Metamath Proof Explorer

Theorem elfix2

Description: Alternative membership in the fixpoint of a class. (Contributed by Scott Fenton, 11-Apr-2012)

Ref Expression
Hypothesis elfix2.1 
|- Rel R
Assertion elfix2 
|- ( A e. Fix R <-> A R A )

Proof

Step Hyp Ref Expression
1 elfix2.1 
 |-  Rel R
2 elex 
 |-  ( A e. Fix R -> A e. _V )
3 1 brrelex1i 
 |-  ( A R A -> A e. _V )
4 eleq1 
 |-  ( x = A -> ( x e. Fix R <-> A e. Fix R ) )

WORK TO DO:
**A)** Copy the part of the elfix2 page that begins at the words "Description: Alternative membership" and stops after "Fix R <-> A R A )", changing "fixpoint" to "fixed point".
**B)** Write the next steps of the elfix2 page, picking up after its last line.

DATA SUPPLIED:
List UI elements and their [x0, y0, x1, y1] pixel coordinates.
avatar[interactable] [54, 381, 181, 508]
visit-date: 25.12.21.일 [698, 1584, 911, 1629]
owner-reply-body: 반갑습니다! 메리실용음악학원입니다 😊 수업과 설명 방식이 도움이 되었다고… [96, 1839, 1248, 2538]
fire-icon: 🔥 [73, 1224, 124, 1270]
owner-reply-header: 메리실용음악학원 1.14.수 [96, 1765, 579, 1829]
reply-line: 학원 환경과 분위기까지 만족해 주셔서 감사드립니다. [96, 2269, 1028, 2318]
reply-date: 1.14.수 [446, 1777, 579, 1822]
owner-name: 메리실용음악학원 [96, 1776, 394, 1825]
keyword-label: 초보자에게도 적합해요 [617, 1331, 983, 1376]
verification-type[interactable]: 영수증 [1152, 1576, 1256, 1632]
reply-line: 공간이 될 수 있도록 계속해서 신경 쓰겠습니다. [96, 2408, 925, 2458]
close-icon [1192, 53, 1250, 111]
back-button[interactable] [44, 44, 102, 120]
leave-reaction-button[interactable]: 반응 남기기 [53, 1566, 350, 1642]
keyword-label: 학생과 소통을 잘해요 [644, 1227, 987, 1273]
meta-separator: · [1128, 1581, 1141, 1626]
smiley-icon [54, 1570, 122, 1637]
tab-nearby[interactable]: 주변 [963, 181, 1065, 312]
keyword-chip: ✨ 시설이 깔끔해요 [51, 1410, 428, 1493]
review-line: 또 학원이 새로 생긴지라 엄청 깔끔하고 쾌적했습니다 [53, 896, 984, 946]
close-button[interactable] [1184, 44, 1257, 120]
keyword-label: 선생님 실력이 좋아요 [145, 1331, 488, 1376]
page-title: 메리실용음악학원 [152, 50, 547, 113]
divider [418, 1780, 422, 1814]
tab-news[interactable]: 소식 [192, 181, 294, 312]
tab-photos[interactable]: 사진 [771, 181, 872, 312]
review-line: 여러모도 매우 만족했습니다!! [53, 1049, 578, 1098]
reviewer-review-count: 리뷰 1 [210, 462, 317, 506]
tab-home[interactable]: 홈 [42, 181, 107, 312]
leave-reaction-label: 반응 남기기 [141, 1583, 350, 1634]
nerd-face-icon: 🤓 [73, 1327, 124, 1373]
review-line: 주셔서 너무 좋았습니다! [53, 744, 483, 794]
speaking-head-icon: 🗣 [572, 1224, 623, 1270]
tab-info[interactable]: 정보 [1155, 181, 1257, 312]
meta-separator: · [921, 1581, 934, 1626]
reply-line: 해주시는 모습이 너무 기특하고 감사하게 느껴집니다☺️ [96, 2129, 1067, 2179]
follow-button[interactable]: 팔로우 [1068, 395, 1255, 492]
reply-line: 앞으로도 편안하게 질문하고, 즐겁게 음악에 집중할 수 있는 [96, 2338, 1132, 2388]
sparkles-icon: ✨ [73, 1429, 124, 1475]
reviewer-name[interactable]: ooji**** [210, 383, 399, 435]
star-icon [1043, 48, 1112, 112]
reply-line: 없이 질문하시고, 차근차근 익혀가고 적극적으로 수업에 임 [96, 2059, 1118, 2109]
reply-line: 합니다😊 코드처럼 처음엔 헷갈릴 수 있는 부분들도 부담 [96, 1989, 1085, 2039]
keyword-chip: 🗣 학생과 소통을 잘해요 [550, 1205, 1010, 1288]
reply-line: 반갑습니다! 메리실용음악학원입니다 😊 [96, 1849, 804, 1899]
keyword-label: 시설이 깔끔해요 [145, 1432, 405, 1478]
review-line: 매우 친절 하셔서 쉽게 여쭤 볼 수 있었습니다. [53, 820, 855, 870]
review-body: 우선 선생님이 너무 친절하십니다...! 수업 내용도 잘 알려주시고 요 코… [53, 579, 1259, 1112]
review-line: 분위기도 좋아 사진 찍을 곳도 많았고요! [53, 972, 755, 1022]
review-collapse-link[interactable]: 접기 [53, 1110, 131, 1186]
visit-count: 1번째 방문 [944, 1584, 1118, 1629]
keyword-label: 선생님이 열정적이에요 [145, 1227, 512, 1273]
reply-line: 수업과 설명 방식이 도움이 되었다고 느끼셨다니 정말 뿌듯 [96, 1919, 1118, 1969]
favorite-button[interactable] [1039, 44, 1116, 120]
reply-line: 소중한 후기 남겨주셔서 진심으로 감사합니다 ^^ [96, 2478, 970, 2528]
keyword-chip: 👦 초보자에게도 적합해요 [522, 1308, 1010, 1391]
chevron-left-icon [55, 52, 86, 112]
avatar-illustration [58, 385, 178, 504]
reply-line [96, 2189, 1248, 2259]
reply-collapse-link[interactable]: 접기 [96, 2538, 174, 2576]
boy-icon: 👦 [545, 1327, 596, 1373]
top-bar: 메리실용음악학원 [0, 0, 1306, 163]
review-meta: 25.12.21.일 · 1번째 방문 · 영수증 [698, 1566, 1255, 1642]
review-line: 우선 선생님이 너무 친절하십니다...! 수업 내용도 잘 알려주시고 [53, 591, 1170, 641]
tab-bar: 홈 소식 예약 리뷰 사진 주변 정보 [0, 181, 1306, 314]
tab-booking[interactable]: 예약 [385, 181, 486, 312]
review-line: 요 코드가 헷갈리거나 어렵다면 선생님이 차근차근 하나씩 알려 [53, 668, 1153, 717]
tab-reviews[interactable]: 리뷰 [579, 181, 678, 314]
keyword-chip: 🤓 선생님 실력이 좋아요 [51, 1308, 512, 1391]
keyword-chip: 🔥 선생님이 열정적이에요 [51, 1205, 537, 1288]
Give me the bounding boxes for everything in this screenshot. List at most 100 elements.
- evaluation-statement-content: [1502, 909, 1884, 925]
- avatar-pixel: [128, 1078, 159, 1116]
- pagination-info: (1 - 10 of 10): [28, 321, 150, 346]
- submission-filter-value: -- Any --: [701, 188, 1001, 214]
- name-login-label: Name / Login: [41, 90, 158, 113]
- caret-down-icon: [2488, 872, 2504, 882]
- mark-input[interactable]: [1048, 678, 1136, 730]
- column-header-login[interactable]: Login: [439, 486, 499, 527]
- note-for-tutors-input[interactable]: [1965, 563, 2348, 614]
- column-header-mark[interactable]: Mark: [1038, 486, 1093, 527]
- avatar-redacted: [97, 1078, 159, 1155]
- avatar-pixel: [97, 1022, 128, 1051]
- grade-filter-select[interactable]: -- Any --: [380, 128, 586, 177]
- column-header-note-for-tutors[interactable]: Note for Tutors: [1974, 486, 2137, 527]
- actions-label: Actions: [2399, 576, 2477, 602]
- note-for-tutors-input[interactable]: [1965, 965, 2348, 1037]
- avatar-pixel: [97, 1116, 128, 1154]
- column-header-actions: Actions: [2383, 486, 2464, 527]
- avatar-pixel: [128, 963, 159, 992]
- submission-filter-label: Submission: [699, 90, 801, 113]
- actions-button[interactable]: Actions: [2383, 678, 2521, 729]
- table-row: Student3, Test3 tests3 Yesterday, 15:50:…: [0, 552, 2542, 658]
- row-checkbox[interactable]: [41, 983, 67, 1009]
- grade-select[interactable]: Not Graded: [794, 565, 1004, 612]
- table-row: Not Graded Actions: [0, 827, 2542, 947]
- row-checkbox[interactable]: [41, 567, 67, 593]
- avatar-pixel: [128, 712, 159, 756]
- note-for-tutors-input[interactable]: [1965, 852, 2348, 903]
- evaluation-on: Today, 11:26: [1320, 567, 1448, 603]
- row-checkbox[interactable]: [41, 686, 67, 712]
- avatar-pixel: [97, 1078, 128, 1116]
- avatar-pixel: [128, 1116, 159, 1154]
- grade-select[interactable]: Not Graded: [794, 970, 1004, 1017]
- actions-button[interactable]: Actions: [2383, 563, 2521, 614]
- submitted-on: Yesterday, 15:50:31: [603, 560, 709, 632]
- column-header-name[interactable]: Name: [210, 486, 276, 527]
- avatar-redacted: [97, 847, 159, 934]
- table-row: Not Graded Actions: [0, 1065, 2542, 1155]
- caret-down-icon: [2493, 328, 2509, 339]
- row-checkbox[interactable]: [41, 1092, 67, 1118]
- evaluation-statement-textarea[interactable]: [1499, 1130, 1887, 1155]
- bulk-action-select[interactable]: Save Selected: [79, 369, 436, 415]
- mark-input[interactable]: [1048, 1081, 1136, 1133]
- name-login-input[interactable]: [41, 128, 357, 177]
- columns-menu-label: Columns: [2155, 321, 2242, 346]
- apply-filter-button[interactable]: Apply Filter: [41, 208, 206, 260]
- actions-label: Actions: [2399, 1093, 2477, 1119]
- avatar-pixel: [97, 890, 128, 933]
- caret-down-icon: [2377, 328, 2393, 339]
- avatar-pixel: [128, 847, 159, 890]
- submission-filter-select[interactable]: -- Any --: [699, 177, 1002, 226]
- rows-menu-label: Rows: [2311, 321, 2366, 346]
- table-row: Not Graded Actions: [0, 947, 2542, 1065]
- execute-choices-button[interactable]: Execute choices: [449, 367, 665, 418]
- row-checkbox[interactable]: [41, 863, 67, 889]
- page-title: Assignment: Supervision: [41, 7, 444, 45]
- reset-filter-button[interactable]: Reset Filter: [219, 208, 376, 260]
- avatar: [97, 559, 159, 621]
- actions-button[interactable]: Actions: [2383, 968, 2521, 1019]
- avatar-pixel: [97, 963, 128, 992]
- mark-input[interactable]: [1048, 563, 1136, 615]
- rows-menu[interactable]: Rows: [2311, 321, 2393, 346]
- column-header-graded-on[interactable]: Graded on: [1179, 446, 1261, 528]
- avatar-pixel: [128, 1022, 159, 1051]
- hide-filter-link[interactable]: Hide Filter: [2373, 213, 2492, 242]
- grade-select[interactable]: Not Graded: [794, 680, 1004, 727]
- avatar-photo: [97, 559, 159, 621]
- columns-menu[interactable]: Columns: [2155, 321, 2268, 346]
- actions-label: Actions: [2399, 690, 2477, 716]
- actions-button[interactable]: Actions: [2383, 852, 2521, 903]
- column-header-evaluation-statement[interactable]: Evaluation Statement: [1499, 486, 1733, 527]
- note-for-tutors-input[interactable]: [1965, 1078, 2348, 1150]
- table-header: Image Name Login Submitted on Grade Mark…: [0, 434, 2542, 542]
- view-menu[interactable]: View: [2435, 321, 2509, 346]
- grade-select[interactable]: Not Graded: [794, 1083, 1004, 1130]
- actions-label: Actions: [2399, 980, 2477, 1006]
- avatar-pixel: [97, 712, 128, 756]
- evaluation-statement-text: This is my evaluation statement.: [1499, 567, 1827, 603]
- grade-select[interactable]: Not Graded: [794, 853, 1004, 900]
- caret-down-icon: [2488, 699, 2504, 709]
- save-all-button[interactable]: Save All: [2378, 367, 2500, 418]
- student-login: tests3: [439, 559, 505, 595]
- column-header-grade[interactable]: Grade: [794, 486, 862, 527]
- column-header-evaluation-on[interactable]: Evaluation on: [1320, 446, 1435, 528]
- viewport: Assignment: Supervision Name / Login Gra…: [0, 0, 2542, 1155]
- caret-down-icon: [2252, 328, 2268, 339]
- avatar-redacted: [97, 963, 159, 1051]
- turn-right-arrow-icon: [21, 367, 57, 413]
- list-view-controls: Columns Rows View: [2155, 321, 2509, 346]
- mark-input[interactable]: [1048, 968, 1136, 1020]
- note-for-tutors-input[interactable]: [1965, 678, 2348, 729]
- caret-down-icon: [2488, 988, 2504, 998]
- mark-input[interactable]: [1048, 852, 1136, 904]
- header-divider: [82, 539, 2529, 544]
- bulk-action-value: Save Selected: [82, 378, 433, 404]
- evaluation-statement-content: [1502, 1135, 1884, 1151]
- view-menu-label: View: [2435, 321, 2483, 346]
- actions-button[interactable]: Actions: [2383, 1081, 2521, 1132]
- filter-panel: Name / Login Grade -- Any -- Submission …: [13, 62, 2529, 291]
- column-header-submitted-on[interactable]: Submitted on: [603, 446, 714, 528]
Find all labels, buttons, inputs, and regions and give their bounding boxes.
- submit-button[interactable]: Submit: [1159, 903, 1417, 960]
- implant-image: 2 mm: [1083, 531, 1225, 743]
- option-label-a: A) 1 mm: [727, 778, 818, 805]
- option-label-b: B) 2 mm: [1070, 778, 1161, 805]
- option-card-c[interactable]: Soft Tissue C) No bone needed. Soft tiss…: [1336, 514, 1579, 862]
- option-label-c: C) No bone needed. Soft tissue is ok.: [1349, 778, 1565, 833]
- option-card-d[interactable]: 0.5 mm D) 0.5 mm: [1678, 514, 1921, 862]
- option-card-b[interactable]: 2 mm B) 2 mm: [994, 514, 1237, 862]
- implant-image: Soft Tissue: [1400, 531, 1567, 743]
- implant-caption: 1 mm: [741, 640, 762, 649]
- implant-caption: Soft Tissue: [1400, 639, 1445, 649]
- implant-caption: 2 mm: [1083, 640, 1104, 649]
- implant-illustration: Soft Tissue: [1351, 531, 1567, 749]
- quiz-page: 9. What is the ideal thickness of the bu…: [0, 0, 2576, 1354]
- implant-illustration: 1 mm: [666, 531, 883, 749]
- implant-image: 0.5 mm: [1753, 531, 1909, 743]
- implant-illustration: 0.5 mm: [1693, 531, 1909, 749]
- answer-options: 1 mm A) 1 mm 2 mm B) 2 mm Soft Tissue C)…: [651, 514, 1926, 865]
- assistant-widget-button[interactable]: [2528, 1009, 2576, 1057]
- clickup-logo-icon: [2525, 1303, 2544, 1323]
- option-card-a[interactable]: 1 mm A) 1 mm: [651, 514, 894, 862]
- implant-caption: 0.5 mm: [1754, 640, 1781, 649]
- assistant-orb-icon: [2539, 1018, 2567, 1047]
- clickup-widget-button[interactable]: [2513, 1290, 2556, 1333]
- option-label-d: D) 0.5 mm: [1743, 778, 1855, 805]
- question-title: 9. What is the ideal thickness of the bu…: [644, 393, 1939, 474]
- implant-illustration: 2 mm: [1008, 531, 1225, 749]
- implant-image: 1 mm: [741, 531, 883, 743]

RESPONSES PER TASK:
**A)**
Description: Alternative membership in the fixed point of a class. (Contributed by Scott Fenton, 11-Apr-2012)

Ref Expression
Hypothesis elfix2.1 
|- Rel R
Assertion elfix2 
|- ( A e. Fix R <-> A R A )

**B)**
5 breq12 
 |-  ( ( x = A /\ x = A ) -> ( x R x <-> A R A ) )
6 5 anidms 
 |-  ( x = A -> ( x R x <-> A R A ) )
7 vex 
 |-  x e. _V
8 7 elfix 
 |-  ( x e. Fix R <-> x R x )
9 4 6 8 vtoclbg 
 |-  ( A e. _V -> ( A e. Fix R <-> A R A ) )
10 2 3 9 pm5.21nii 
 |-  ( A e. Fix R <-> A R A )